## WHAT YOU NEED TO DO
The records that follow are to be repeated without alteration.

## INPUT ROWS
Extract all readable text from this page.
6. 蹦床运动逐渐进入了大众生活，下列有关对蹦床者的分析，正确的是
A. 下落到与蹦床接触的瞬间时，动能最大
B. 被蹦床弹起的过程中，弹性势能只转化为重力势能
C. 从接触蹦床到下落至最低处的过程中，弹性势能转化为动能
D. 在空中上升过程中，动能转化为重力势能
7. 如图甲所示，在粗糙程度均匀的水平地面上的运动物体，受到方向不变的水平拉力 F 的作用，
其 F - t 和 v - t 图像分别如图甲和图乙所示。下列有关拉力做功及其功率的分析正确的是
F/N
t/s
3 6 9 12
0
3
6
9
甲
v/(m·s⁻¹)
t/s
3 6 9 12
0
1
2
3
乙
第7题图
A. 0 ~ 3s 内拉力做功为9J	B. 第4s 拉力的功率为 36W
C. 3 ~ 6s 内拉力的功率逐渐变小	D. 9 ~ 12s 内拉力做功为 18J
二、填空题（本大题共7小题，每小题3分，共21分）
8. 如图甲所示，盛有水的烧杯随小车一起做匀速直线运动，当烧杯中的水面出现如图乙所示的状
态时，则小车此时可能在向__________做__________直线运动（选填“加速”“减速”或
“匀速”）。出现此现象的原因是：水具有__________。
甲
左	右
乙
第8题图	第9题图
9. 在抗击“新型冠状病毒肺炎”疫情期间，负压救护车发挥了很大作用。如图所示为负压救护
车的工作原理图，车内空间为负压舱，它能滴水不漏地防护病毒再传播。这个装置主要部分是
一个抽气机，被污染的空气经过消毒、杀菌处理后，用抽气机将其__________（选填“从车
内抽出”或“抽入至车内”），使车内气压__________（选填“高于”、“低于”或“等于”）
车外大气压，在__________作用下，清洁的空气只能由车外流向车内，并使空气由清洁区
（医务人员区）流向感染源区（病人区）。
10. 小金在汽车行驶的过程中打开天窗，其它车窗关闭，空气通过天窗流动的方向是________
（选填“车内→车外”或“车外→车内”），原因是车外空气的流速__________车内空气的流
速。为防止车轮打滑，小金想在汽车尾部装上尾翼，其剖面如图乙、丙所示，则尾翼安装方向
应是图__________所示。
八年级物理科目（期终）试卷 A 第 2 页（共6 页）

## COMPLETED EXERCISE
Extract all readable text from this page.
6. 蹦床运动逐渐进入了大众生活，下列有关对蹦床者的分析，正确的是
A. 下落到与蹦床接触的瞬间时，动能最大
B. 被蹦床弹起的过程中，弹性势能只转化为重力势能
C. 从接触蹦床到下落至最低处的过程中，弹性势能转化为动能
D. 在空中上升过程中，动能转化为重力势能
7. 如图甲所示，在粗糙程度均匀的水平地面上的运动物体，受到方向不变的水平拉力 F 的作用，
其 F - t 和 v - t 图像分别如图甲和图乙所示。下列有关拉力做功及其功率的分析正确的是
F/N
t/s
3 6 9 12
0
3
6
9
甲
v/(m·s⁻¹)
t/s
3 6 9 12
0
1
2
3
乙
第7题图
A. 0 ~ 3s 内拉力做功为9J	B. 第4s 拉力的功率为 36W
C. 3 ~ 6s 内拉力的功率逐渐变小	D. 9 ~ 12s 内拉力做功为 18J
二、填空题（本大题共7小题，每小题3分，共21分）
8. 如图甲所示，盛有水的烧杯随小车一起做匀速直线运动，当烧杯中的水面出现如图乙所示的状
态时，则小车此时可能在向__________做__________直线运动（选填“加速”“减速”或
“匀速”）。出现此现象的原因是：水具有__________。
甲
左	右
乙
第8题图	第9题图
9. 在抗击“新型冠状病毒肺炎”疫情期间，负压救护车发挥了很大作用。如图所示为负压救护
车的工作原理图，车内空间为负压舱，它能滴水不漏地防护病毒再传播。这个装置主要部分是
一个抽气机，被污染的空气经过消毒、杀菌处理后，用抽气机将其__________（选填“从车
内抽出”或“抽入至车内”），使车内气压__________（选填“高于”、“低于”或“等于”）
车外大气压，在__________作用下，清洁的空气只能由车外流向车内，并使空气由清洁区
（医务人员区）流向感染源区（病人区）。
10. 小金在汽车行驶的过程中打开天窗，其它车窗关闭，空气通过天窗流动的方向是________
（选填“车内→车外”或“车外→车内”），原因是车外空气的流速__________车内空气的流
速。为防止车轮打滑，小金想在汽车尾部装上尾翼，其剖面如图乙、丙所示，则尾翼安装方向
应是图__________所示。
八年级物理科目（期终）试卷 A 第 2 页（共6 页）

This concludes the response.